» BRONDOCUMENT:
######

Hooge Crater Cemetery
Hooge Crater Cemetery | ||
---|---|---|
Toegang en Cross of Sacrifice
| ||
Bouwjaar | 1917 | |
Locatie | Zillebeke, België | |
Totaal begraven | 5.923 | |
Ongeïdentificeerd | 3.321 | |
Type | Militaire begraafplaats | |
Verantwoordelijke | Commonwealth War Graves Commission | |
Ontwerper | Edwin Lutyens |
Hooge Crater Cemetery is een Britse militaire begraafplaats met gesneuvelden uit de Eerste Wereldoorlog, gelegen in het Belgische dorp Zillebeke, een deelgemeente van Ieper. Ze ligt aan de Meenseweg op 1,9 km ten noordoosten van Zillebeke dorp. De begraafplaats werd ontworpen door Edwin Lutyens en wordt onderhouden door de Commonwealth War Graves Commission. Het terrein heeft rechthoekig grondplan met een oppervlakte van 13.938 m². De Stone of Remembrance staat in een cirkelvormige diepte die verwijst naar de mijnkraters en het Cross of Sacrifice staat aan de zuidelijke rand ervan.
Er worden 5.923 doden herdacht (waarvan er 3.578, ofwel 60%, niet geïdentificeerd konden worden).
Geschiedenis
[bewerken | brontekst bewerken]De omgeving van Hooge was gedurende de hele oorlog het toneel van felle strijd omwille van zijn strategische ligging. Vlakbij stond het kasteel van de familie de Vinck, door de Britten "Hooge Chateau" genoemd. Bij een artillerieaanval op het kasteel op 31 oktober 1914 kwam bijna de hele staf van de Britse 1e en 2e Divisie om het leven. Voortaan werd het "White Chateau", dichter bij Ieper, gebruikt als geallieerd hoofdkwartier. Vanaf 1915 gingen het kasteel en zijn omgeving meermaals over naar de andere partij. Eind mei konden de kasteelruïnes nog verdedigd worden, begin juni werden ze door de Duitsers bezet. De stellingen van beide partijen lagen nu op nauwelijks 50 meter van elkaar. De Britten planden een tegenaanval halverwege juli, maar lieten eerst een ondergrondse mijn van 2.200 kg ontploffen, tot dan toe de grootste mijnlading van de oorlog. Er ontstond een krater met een doorsnede van 40 meter en een diepte van 6 meter en met een vijf meter hoge kraterwand van opgeworpen aarde. De Britten raakten daarna bij de aanval echter niet veel verder dan deze ontstane krater, die voor beide partijen een gegeerde schuilplaats was. De Duitsers zetten bij de tegenaanval een nieuw wapen in, de vlammenwerper, en veroverden op 30 juli het kasteel. Op 9 augustus konden de Britten de krater en het kasteel weer heroveren.

######

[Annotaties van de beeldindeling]
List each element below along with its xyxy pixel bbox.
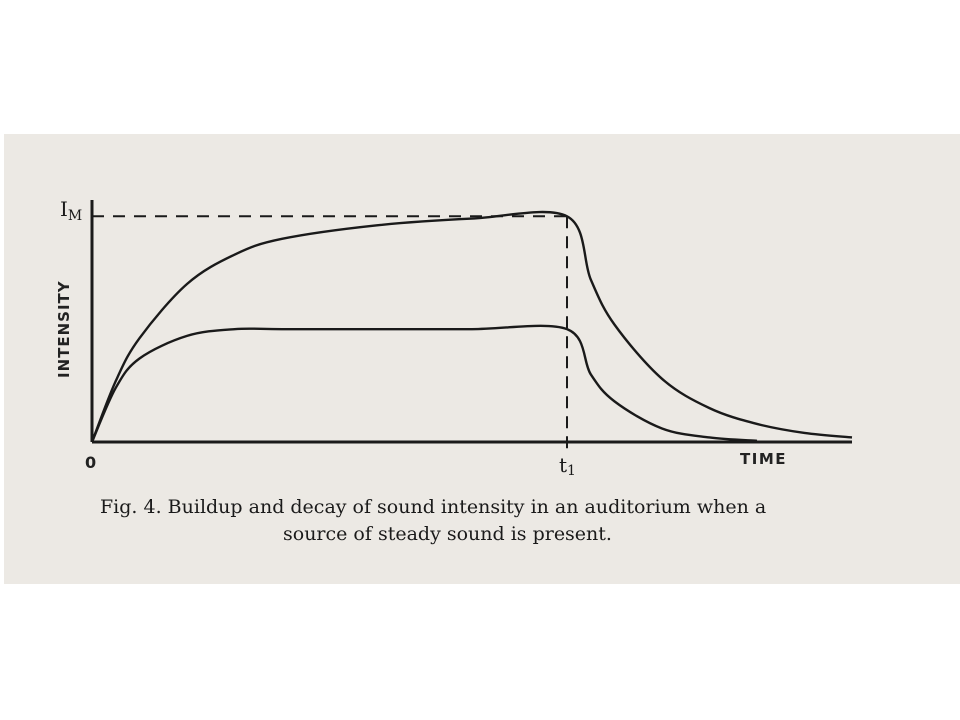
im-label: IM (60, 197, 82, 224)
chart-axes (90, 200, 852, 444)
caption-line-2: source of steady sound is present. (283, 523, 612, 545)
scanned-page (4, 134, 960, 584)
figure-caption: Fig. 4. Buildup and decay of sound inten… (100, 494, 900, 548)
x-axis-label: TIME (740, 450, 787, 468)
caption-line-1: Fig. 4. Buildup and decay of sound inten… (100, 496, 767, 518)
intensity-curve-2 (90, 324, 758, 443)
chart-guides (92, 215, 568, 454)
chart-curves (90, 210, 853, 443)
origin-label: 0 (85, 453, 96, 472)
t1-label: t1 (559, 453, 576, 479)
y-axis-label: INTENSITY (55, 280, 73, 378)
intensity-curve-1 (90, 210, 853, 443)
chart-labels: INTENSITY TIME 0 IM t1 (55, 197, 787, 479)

######

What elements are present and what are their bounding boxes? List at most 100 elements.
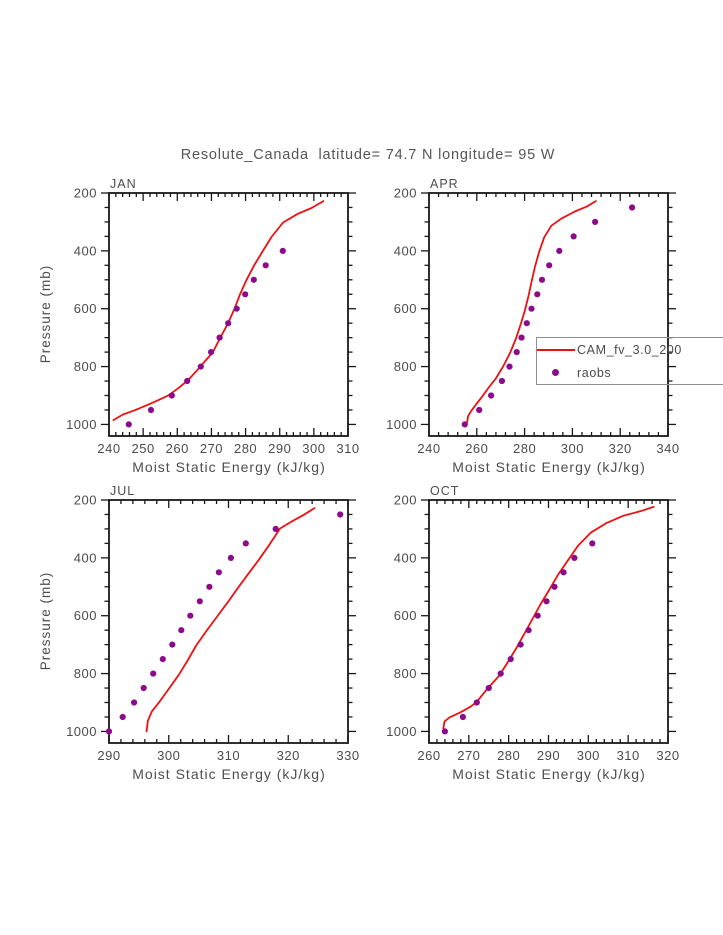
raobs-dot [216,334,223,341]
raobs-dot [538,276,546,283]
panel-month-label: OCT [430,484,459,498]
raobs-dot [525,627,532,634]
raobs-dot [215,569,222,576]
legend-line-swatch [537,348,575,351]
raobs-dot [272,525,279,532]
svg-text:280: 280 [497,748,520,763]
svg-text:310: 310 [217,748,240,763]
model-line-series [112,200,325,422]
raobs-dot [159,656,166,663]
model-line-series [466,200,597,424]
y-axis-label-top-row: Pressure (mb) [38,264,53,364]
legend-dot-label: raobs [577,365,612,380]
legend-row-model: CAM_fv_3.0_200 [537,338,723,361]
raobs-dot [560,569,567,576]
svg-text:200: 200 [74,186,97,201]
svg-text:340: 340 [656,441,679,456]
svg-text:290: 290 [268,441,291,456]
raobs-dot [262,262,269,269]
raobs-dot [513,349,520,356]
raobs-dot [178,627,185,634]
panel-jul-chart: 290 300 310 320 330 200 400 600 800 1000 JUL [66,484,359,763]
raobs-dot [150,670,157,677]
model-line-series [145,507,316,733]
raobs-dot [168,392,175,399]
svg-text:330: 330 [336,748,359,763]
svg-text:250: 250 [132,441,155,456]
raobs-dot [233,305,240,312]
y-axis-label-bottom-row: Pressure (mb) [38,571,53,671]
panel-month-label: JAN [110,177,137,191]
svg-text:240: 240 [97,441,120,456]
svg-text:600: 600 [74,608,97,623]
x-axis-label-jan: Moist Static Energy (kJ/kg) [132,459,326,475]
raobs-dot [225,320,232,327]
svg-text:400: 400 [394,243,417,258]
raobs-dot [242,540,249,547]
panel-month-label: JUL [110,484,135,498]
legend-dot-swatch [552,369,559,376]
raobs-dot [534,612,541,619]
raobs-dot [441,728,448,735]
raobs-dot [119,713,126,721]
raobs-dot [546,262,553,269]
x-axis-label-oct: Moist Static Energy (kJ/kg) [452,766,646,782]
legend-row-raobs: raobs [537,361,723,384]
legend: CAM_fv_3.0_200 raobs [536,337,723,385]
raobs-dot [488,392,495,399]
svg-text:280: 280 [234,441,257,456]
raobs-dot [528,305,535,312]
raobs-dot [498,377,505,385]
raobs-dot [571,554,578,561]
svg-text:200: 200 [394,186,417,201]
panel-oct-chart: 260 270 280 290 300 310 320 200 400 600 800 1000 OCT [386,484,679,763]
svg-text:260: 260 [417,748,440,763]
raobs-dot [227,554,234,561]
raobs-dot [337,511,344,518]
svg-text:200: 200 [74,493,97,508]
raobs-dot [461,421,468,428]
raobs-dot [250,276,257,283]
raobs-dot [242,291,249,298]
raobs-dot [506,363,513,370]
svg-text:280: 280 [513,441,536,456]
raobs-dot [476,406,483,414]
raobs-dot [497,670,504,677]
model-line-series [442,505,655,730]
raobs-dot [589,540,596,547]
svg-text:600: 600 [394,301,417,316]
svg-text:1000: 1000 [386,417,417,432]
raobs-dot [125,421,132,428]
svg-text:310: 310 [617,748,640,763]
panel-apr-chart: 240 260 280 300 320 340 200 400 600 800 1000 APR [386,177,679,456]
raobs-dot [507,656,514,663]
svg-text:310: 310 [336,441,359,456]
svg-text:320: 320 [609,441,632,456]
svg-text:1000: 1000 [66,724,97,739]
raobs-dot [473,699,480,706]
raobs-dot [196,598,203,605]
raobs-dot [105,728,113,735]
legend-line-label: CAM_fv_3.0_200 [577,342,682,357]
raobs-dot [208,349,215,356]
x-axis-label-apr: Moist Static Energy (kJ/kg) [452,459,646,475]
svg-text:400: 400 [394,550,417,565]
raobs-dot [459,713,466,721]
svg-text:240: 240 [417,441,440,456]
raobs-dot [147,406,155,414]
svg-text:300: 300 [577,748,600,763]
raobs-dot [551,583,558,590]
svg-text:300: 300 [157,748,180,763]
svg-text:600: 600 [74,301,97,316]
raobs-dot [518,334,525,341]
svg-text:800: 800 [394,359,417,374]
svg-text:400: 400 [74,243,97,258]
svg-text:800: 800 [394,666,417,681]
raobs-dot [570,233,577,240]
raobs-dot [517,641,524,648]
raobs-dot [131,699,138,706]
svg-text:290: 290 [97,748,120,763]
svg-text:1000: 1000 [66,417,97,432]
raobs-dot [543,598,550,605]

######

» OPDRACHT:
Schrijf de tekst over Hooge Crater Cemetery alsjeblieft verder, te beginnen na de laatste zin.

» RESULTAAT OPDRACHT:
Van 6 juni 1916 tot 31 juli 1917 kwam de omgeving weer in Duitse handen. Op initiatief van de "burial officer" (officier die verantwoordelijk was voor het bergen van de gesneuvelden) van de 7e divisie begonnen de Britten in oktober 1917 met de aanleg van de begraafplaats. Oorspronkelijk waren er 76 graven. In april 1918 viel het Hooge bij het Duitse lenteoffensief echter weer in hun handen. Bij het geallieerde eindoffensief werd de locatie definitief bevrijd op 28 augustus 1918. Na de oorlog werd de begraafplaats uitgebreid met graven uit de slagvelden en uit verschillende kleinere begraafplaatsen die werden ontruimd. Er werden graven overgebracht uit de begraafplaatsen Bass Wood Cemeteries No. 1 and No. 2, La Chapelle Farm, Menin Road Pillbox Cemetery en Sanctuary Wood Old British Cemetery in Zillebeke, Koelenberg German Cemeteries en K.O.S.B Cemetery in Geluwe, Nieuwe Kruiseecke Cabaret Cemetery en Tower Hamlets Cemetery in Geluveld en Pillbox Cemetery en Westhoek Ridge Small Cemetery in Zonnebeke.
Er liggen nu 5.183 Britten (waarvan 3.321 niet geïdentificeerde), 513 Australiërs (waarvan 178 niet geïdentificeerde), 105 Canadezen (waarvan 36 niet geïdentificeerde) en 121 Nieuw-Zeelanders (waarvan 43 niet geïdentificeerde). Er werden Special Memorials[1] opgericht voor 31 doden uit het Verenigd Koninkrijk, Canada, Australië en Nieuw-Zeeland. Hun graven werden niet meer teruggevonden en bevinden zich vermoedelijk onder de naamloze graven. Met 14 Special Memorials en een Duhallow Block[2] worden 12 Britten herdacht, die op La Chappelle Farm begraven lagen, maar waar hun graf niet meer teruggevonden werd en twee Britten, wier graf verloren ging op de Kruiseecke German Cemetery.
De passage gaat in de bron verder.